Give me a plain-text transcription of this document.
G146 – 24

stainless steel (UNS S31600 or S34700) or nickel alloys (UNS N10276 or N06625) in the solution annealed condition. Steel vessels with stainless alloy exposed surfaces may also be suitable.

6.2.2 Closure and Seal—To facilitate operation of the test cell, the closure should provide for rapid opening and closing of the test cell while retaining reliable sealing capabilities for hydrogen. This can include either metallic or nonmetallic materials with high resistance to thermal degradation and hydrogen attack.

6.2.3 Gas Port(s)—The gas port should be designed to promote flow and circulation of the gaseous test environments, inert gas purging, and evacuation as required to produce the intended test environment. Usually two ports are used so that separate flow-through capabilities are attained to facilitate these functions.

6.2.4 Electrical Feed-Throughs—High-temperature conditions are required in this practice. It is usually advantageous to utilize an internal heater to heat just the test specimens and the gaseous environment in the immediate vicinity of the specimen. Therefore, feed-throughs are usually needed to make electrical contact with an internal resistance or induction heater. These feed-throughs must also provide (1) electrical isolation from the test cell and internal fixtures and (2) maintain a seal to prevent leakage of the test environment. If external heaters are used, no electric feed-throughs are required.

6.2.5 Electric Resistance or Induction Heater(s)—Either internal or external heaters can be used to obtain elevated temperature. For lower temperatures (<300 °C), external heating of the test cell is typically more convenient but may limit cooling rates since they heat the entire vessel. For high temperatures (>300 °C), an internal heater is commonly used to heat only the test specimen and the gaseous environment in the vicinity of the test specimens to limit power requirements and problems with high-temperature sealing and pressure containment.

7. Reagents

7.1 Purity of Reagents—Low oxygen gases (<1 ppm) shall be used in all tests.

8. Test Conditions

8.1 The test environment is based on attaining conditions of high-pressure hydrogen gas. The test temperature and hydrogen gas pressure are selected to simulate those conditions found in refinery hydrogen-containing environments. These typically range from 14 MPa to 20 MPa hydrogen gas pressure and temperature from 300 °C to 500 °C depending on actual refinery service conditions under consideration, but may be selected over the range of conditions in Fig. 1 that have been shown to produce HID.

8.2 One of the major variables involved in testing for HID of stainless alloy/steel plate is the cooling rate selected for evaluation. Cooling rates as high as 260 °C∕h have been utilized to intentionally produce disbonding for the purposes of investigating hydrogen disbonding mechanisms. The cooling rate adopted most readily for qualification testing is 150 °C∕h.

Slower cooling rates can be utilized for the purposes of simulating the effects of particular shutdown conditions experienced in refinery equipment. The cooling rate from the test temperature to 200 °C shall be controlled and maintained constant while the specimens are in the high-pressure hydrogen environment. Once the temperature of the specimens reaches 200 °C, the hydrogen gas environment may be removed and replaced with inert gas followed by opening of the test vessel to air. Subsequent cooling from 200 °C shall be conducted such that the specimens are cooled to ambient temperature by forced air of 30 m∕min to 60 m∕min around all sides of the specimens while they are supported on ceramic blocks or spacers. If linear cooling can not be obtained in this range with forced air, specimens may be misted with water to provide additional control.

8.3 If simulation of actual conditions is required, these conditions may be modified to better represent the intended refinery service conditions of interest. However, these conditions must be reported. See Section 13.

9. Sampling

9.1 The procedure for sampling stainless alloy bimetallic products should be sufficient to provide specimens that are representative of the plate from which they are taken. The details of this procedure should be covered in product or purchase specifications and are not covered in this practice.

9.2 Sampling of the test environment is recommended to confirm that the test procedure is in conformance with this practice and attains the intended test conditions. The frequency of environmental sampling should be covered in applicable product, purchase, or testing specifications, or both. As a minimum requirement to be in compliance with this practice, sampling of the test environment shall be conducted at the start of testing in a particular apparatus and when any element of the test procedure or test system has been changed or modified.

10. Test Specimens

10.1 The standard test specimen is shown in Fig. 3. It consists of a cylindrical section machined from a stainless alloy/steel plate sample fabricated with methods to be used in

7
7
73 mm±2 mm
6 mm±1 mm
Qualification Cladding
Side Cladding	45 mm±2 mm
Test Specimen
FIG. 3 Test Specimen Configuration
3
= = = = = = =
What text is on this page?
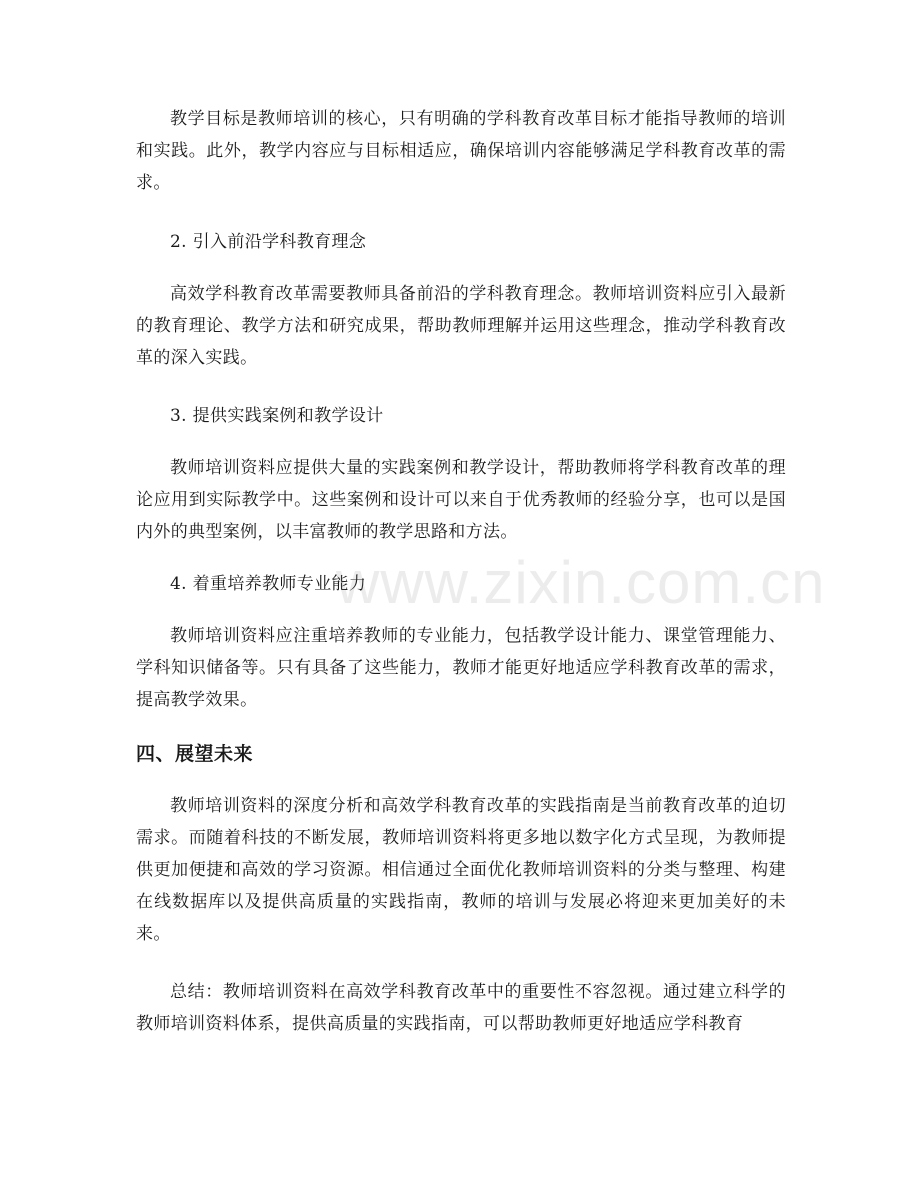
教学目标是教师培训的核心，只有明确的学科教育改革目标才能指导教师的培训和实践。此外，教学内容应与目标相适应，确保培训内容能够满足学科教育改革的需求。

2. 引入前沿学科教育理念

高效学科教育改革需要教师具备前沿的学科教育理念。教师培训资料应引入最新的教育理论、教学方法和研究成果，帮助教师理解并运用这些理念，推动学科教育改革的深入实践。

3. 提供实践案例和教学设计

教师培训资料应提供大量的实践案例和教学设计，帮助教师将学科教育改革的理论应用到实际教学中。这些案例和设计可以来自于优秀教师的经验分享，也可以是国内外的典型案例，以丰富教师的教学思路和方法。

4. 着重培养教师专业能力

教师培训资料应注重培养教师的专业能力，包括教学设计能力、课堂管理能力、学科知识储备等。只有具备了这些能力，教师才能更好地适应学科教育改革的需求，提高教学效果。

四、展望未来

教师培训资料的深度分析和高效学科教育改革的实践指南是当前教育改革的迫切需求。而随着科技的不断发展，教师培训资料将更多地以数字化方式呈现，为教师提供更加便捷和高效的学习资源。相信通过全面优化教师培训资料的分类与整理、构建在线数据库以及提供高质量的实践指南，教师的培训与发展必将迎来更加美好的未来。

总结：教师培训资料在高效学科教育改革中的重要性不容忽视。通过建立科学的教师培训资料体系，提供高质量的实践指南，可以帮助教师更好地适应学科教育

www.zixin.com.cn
= = = = = = =
◆ **What you have to do**
Report the number of lines in the listing that include the string "text"; give nothing but the number.

◆ **Answer for this exercise**
2